## PROBLEM REQUIREMENTS
Each entry below should be echoed exactly, with pictures omitted.

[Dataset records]

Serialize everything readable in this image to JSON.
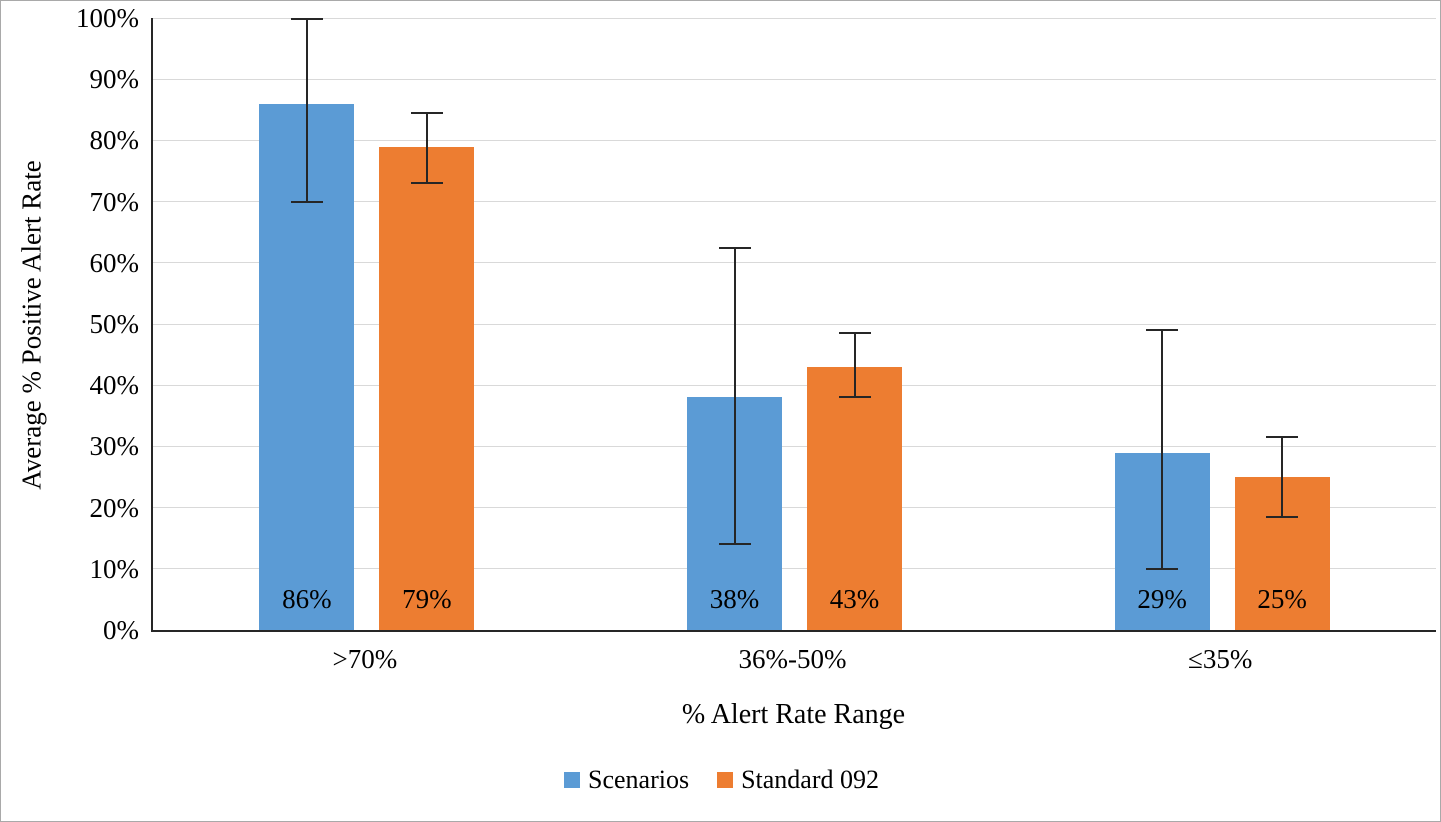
{
  "chart_data": {
    "type": "bar",
    "xlabel": "% Alert Rate Range",
    "ylabel": "Average % Positive Alert Rate",
    "ylim": [
      0,
      100
    ],
    "ytick_step": 10,
    "ytick_labels": [
      "0%",
      "10%",
      "20%",
      "30%",
      "40%",
      "50%",
      "60%",
      "70%",
      "80%",
      "90%",
      "100%"
    ],
    "grid": true,
    "legend_position": "bottom",
    "categories": [
      ">70%",
      "36%-50%",
      "≤35%"
    ],
    "series": [
      {
        "name": "Scenarios",
        "color": "#5B9BD5",
        "values": [
          86,
          38,
          29
        ],
        "value_labels": [
          "86%",
          "38%",
          "29%"
        ],
        "error_low": [
          70,
          14,
          10
        ],
        "error_high": [
          100,
          62.5,
          49
        ]
      },
      {
        "name": "Standard 092",
        "color": "#ED7D31",
        "values": [
          79,
          43,
          25
        ],
        "value_labels": [
          "79%",
          "43%",
          "25%"
        ],
        "error_low": [
          73,
          38,
          18.5
        ],
        "error_high": [
          84.5,
          48.5,
          31.5
        ]
      }
    ]
  }
}
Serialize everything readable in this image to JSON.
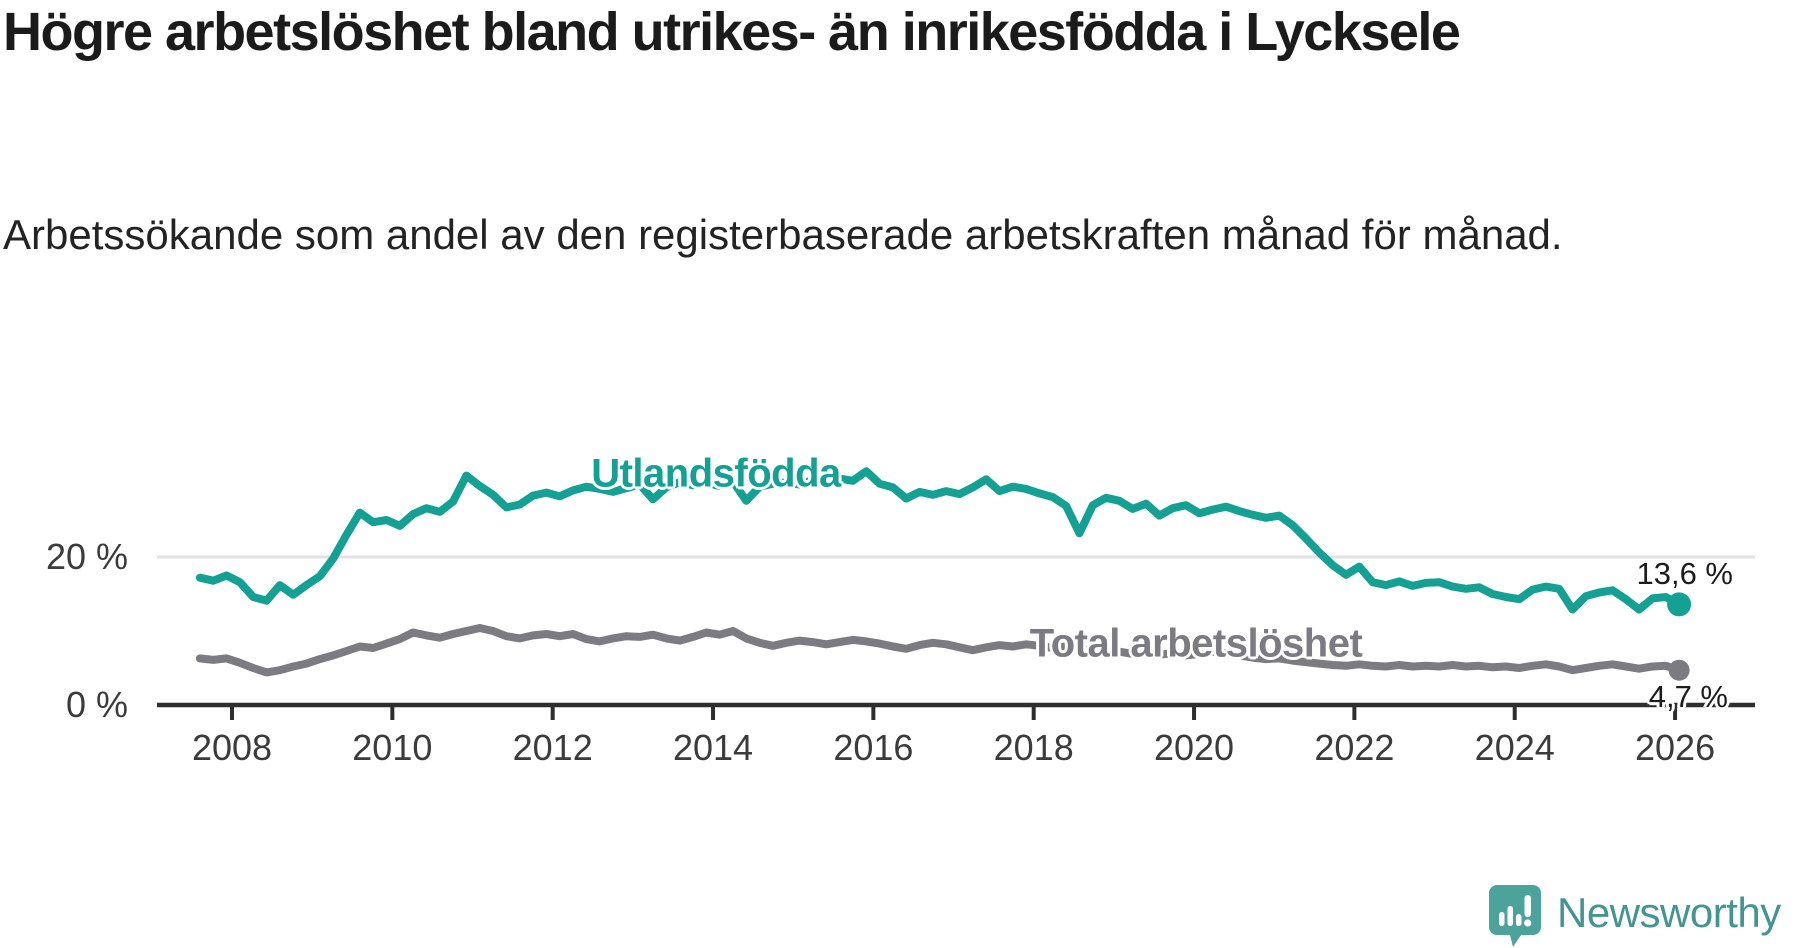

## EXERCISE OUTPUT
Serialize everything readable in this image to JSON.
{
  "chart_data": {
    "type": "bar",
    "xlabel": "% Alert Rate Range",
    "ylabel": "Average % Positive Alert Rate",
    "ylim": [
      0,
      100
    ],
    "ytick_step": 10,
    "ytick_labels": [
      "0%",
      "10%",
      "20%",
      "30%",
      "40%",
      "50%",
      "60%",
      "70%",
      "80%",
      "90%",
      "100%"
    ],
    "grid": true,
    "legend_position": "bottom",
    "categories": [
      ">70%",
      "36%-50%",
      "≤35%"
    ],
    "series": [
      {
        "name": "Scenarios",
        "color": "#5B9BD5",
        "values": [
          86,
          38,
          29
        ],
        "value_labels": [
          "86%",
          "38%",
          "29%"
        ],
        "error_low": [
          70,
          14,
          10
        ],
        "error_high": [
          100,
          62.5,
          49
        ]
      },
      {
        "name": "Standard 092",
        "color": "#ED7D31",
        "values": [
          79,
          43,
          25
        ],
        "value_labels": [
          "79%",
          "43%",
          "25%"
        ],
        "error_low": [
          73,
          38,
          18.5
        ],
        "error_high": [
          84.5,
          48.5,
          31.5
        ]
      }
    ]
  }
}
Serialize everything readable in this image to JSON.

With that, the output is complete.